_TASKS TO CARRY OUT_.
(1) Answer these questions from the refugee camp account:
(a) How many camps are funded by EU money and run by the Greek government?
(b) How long is the stint of a director sent out from Athens?
(c) What Arabic word for "open" did the writer learn?
(2) In the refugee camp account, swap "Spanish" for "Italian". Then write out the passage starting with "Children in some" and going on through "clarify before proceeding!".
(3) Pick up the account of dental volunteering in the Northern Greece refugee camps after its last sentence, and continue it.

_TEXT PASSAGE_.
Following Kyriacos Hajikakou’s article last week in Rye News, he gives here further background information gleaned from the trip that he and his wife Diana took recently, volunteering their dentistry experience and skills in refugee camps in Northern Greece.
There are 25 camps which are funded by EU money but run by the Greek government. This number is not fixed, camps have been closed and moved and Petra, a camp we visited near Mount Olympus, was due to be relocated as it was so cold.Â
Various charities and NGOs provide support with healthcare, dental care, legal advice and education. Some of them are well known such as the UNHCR and the Red Cross, but others may not be so familiar – the Syrian American Medical Society for example or the group that we went with – the Health Point Foundation, which is a small, recently founded organisation that you probably haven’t come across before.
Each camp is a separate entity run by a director who is sent out for a six month stint from Athens. These directors vary in attitude, for example the fires for outdoor cooking are tolerated by some but forbidden by others. Refugees are supplied with three meals a day and bottled water. The food comes in take-away containers and although it is perfectly acceptable, it’s no substitute for home-cooking.Â
At Diveni, one lady kindly brought us a lunch she’d prepared and enterprising souls at Softex have set up a cafe that serves excellent falafels, a traditional Arab dish, usually made from ground chickpeas (sometimes lentils or split broad beans) with the addition of spices, formed into little balls and fried.
As we left Diveni, we saw men gathered around a brazier which was supplying some much needed warmth. Heating is not possible in the tents. The tents pitched inside industrial buildings have some protection from wind and rain but those which are outside are subject to all the vagaries of the weather as we discovered when we had to bundle on layers of clothing to stay warm.
Children in some camps receive schooling, some don’t. It depends on whether a charity or group of volunteers has come forward. In one camp children spoke to me in fluent Greek, in another a Swiss team was teaching English and at another the children were learning Spanish. I had to rely on translators when dealing with most patients though some spoke good English.Â
However, the translator was sometimes busy elsewhere so the Arabic words I learned for open (eftah) and close (seqrt) proved a useful if very basic way of communicating with the patient. It could prove confusing when patients would shake their heads up and down to indicate no, it was important to clarify before proceeding!

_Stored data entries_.
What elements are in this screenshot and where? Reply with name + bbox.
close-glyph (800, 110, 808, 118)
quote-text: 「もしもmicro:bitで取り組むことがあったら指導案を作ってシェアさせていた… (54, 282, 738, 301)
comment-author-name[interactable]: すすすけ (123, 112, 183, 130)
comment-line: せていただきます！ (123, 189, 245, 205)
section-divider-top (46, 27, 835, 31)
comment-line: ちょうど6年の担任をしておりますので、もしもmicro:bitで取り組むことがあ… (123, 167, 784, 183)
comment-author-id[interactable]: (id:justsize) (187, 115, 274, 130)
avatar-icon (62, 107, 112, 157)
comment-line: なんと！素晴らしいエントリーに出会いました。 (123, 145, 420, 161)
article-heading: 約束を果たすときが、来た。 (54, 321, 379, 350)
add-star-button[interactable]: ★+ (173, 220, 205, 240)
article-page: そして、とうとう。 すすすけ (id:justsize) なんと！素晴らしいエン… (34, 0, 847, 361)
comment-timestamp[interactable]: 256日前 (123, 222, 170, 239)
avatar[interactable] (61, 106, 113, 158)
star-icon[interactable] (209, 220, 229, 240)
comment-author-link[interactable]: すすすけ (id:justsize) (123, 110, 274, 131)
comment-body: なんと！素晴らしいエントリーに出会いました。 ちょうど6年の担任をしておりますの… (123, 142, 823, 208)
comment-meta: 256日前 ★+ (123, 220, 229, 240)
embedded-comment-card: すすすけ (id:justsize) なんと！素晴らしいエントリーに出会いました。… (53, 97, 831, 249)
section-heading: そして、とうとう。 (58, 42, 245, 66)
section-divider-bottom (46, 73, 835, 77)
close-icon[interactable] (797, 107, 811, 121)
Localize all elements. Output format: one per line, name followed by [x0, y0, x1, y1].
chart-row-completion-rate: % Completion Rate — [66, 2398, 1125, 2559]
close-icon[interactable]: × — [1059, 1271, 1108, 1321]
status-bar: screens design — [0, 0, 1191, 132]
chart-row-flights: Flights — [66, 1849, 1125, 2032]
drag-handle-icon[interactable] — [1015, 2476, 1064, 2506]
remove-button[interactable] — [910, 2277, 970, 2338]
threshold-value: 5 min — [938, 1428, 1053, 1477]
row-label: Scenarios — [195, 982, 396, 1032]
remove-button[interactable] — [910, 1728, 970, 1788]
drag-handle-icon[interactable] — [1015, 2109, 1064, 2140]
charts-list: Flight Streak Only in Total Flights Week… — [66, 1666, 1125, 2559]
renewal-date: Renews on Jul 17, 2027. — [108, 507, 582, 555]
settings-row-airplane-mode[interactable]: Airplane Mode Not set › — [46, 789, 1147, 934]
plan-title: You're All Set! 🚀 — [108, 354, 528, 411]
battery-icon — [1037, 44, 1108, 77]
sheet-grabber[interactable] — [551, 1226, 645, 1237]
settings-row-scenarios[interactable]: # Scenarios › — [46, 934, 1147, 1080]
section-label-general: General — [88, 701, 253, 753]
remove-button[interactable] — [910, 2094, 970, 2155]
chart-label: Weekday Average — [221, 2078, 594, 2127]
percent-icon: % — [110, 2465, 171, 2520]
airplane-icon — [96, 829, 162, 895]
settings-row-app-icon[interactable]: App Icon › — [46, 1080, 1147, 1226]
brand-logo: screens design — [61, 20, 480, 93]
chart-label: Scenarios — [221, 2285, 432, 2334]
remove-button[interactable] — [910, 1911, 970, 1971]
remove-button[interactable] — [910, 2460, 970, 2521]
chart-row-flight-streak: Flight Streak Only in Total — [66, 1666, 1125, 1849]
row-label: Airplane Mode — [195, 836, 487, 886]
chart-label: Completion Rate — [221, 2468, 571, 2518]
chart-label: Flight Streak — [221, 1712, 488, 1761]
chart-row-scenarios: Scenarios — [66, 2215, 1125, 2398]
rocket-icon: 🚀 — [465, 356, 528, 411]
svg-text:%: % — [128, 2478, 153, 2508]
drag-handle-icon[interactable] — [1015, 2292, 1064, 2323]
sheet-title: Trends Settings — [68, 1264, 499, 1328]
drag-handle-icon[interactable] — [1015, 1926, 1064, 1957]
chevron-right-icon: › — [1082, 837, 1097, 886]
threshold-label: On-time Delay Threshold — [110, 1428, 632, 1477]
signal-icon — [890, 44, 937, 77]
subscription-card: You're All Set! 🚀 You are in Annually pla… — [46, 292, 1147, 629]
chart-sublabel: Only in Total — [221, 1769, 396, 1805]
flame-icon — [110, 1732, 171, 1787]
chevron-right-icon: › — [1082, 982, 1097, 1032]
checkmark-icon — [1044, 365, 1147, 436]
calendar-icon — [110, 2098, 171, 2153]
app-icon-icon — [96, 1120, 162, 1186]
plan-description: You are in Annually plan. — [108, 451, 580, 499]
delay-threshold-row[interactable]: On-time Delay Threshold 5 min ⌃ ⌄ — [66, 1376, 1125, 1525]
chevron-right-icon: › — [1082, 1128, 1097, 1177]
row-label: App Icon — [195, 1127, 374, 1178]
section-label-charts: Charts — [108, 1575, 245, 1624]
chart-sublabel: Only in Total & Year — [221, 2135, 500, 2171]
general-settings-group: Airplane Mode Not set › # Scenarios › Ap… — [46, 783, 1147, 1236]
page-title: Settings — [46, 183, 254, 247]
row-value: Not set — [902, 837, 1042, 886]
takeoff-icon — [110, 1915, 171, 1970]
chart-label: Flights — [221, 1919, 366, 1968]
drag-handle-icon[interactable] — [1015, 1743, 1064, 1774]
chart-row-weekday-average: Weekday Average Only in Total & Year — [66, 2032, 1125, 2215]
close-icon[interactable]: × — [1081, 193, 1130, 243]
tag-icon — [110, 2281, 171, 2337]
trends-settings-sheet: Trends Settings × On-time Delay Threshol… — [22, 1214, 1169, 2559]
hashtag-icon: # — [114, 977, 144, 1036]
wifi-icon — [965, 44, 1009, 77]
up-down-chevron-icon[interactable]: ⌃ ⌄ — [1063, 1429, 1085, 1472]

_OUTPUTS FOR THE TASKS_.
(1)
(a) 25
(b) Six months
(c) Eftah

(2)
Children in some camps receive schooling, some don’t. It depends on whether a charity or group of volunteers has come forward. In one camp children spoke to me in fluent Greek, in another a Swiss team was teaching English and at another the children were learning Italian. I had to rely on translators when dealing with most patients though some spoke good English.Â
However, the translator was sometimes busy elsewhere so the Arabic words I learned for open (eftah) and close (seqrt) proved a useful if very basic way of communicating with the patient. It could prove confusing when patients would shake their heads up and down to indicate no, it was important to clarify before proceeding!

(3)
Although the camps are basic they do provide food, water, shelter and sanitation. Everyone who lives in a camp has been accepted as a bona fide refugee. Not everyone is so fortunate, we were told that there was a sizeable group of migrants in Thessaloniki living rough because they had not been accepted as refugees. However, the status of those in the camps can be complicated.
A family at one camp were stuck in a bureaucratic nightmare. The husband, an Arab, had German nationality, his wife and two young children were Syrian and had been forced to flee to Turkey for safety. There another child had been born but because he had been born in a safe country he was not considered to be a refugee.Â
The husband had chosen to leave Germany and live in a tent with his family while desperately trying to sort out the baby’s legal status made no easier by the fact that the smugglers who had taken the wife and children to Greece had stolen their money and the baby’s identity documents.Â
For reasons I could not begin to follow, the father was thinking of renouncing his German nationality which he thought might make the family’s chances better. This was only one desperate story among so many. The refugees were expecting to go on to northern Europe, Germany was the destination most often mentioned. Their expectations of what their lives would be seemed very high and one could only wonder whether these would be fulfilled.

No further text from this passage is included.